* [Task instructions]: Please rewrite the listing below from the line containing "What elements are" down to the line containing "y-axis-label-numerator: mmol [11, 220, 27, 261]", switching "data-point-marker" to "point-marker" wherever it appears. Return only those lines, with everything else unchanged.

* [Materials provided]:
__________

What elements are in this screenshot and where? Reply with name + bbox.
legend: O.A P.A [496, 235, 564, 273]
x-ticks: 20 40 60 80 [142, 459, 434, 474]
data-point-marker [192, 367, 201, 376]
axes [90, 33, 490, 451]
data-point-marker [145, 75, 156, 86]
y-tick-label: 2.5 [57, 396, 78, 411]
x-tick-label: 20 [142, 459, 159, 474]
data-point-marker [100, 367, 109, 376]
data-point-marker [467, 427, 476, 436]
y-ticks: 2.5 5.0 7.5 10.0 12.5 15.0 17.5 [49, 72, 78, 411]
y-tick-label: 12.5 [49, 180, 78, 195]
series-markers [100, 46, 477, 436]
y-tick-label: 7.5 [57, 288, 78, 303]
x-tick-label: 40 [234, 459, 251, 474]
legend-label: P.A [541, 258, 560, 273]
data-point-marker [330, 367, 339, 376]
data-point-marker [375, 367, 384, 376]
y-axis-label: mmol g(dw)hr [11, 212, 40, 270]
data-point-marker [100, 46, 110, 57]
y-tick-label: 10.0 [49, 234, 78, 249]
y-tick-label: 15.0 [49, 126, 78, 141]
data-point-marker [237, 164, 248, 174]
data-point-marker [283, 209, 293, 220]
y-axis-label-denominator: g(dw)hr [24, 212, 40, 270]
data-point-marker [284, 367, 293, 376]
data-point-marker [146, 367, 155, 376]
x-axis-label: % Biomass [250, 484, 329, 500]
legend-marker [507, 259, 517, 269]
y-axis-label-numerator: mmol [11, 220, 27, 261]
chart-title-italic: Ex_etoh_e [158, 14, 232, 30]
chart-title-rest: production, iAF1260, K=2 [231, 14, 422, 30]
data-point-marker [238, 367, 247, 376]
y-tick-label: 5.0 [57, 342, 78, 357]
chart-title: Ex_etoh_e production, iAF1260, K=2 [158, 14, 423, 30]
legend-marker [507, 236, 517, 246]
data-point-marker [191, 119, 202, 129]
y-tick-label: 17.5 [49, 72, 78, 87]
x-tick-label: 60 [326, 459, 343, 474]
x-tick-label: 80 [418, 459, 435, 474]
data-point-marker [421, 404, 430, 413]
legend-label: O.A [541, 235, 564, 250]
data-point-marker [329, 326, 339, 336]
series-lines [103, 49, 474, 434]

__________

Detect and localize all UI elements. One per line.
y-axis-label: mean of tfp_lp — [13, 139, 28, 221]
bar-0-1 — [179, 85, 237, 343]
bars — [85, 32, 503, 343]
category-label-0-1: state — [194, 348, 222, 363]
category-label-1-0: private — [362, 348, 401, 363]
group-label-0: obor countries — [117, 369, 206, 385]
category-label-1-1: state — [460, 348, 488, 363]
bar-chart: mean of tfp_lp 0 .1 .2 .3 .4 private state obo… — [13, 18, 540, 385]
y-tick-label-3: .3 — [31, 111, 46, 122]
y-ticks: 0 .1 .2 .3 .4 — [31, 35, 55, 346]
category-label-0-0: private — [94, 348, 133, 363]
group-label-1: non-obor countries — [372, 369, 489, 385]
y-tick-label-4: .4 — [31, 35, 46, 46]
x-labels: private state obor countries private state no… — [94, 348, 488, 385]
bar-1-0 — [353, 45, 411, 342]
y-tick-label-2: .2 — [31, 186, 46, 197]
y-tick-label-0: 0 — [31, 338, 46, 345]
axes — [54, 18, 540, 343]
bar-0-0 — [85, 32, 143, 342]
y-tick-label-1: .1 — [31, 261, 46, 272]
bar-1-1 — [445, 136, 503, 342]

__________

* [Complete answer]:
What elements are in this screenshot and where? Reply with name + bbox.
legend: O.A P.A [496, 235, 564, 273]
x-ticks: 20 40 60 80 [142, 459, 434, 474]
point-marker [192, 367, 201, 376]
axes [90, 33, 490, 451]
point-marker [145, 75, 156, 86]
y-tick-label: 2.5 [57, 396, 78, 411]
x-tick-label: 20 [142, 459, 159, 474]
point-marker [100, 367, 109, 376]
point-marker [467, 427, 476, 436]
y-ticks: 2.5 5.0 7.5 10.0 12.5 15.0 17.5 [49, 72, 78, 411]
y-tick-label: 12.5 [49, 180, 78, 195]
series-markers [100, 46, 477, 436]
y-tick-label: 7.5 [57, 288, 78, 303]
x-tick-label: 40 [234, 459, 251, 474]
legend-label: P.A [541, 258, 560, 273]
point-marker [330, 367, 339, 376]
point-marker [375, 367, 384, 376]
y-axis-label: mmol g(dw)hr [11, 212, 40, 270]
point-marker [100, 46, 110, 57]
y-tick-label: 10.0 [49, 234, 78, 249]
y-tick-label: 15.0 [49, 126, 78, 141]
point-marker [237, 164, 248, 174]
point-marker [283, 209, 293, 220]
y-axis-label-denominator: g(dw)hr [24, 212, 40, 270]
point-marker [284, 367, 293, 376]
point-marker [146, 367, 155, 376]
x-axis-label: % Biomass [250, 484, 329, 500]
legend-marker [507, 259, 517, 269]
y-axis-label-numerator: mmol [11, 220, 27, 261]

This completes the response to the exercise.